---- Supplied data
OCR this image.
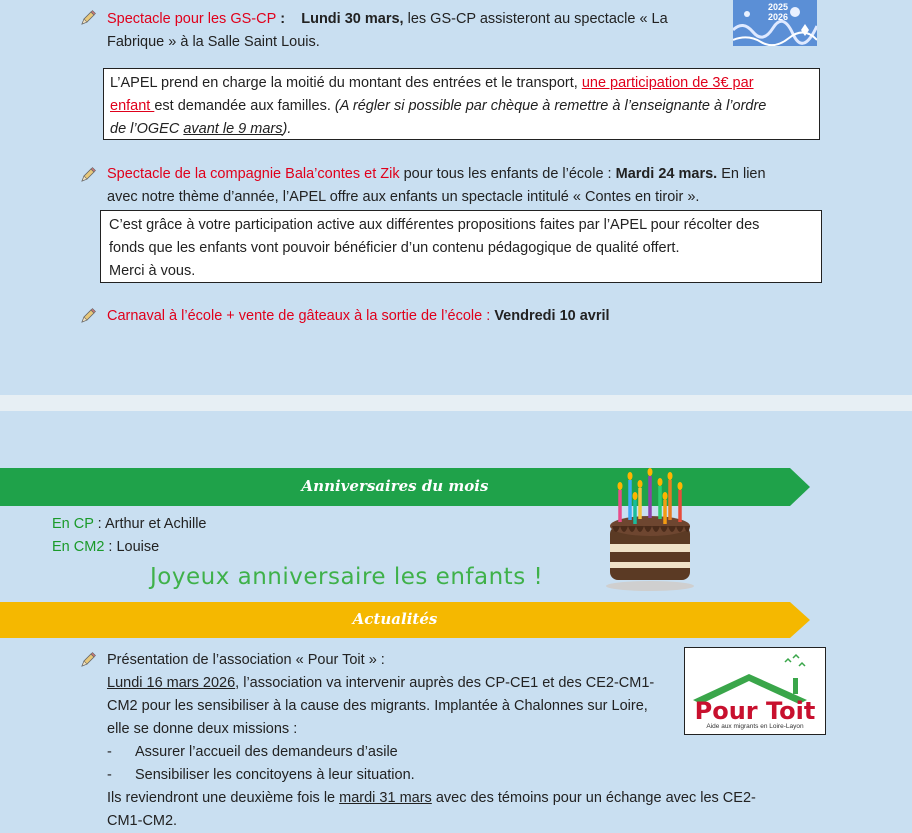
Spectacle pour les GS-CP :    Lundi 30 mars, les GS-CP assisteront au spectacle « La
Fabrique » à la Salle Saint Louis.
2025 2026
L’APEL prend en charge la moitié du montant des entrées et le transport, une participation de 3€ par
enfant est demandée aux familles. (A régler si possible par chèque à remettre à l’enseignante à l’ordre
de l’OGEC avant le 9 mars).
Spectacle de la compagnie Bala’contes et Zik pour tous les enfants de l’école : Mardi 24 mars. En lien
avec notre thème d’année, l’APEL offre aux enfants un spectacle intitulé « Contes en tiroir ».
C’est grâce à votre participation active aux différentes propositions faites par l’APEL pour récolter des
fonds que les enfants vont pouvoir bénéficier d’un contenu pédagogique de qualité offert.
Merci à vous.
Carnaval à l’école + vente de gâteaux à la sortie de l’école : Vendredi 10 avril
Anniversaires du mois
En CP : Arthur et Achille
En CM2 : Louise
Joyeux anniversaire les enfants !
Actualités
Présentation de l’association « Pour Toit » :
Lundi 16 mars 2026, l’association va intervenir auprès des CP-CE1 et des CE2-CM1-
CM2 pour les sensibiliser à la cause des migrants. Implantée à Chalonnes sur Loire,
elle se donne deux missions :
- Assurer l’accueil des demandeurs d’asile
- Sensibiliser les concitoyens à leur situation.
Ils reviendront une deuxième fois le mardi 31 mars avec des témoins pour un échange avec les CE2-
CM1-CM2.
Pour Toit
Aide aux migrants en Loire-Layon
--------
# [Aim]
Find the word "participation" and list each line it appears in.

# [Answer]
L’APEL prend en charge la moitié du montant des entrées et le transport, une participation de 3€ par
C’est grâce à votre participation active aux différentes propositions faites par l’APEL pour récolter des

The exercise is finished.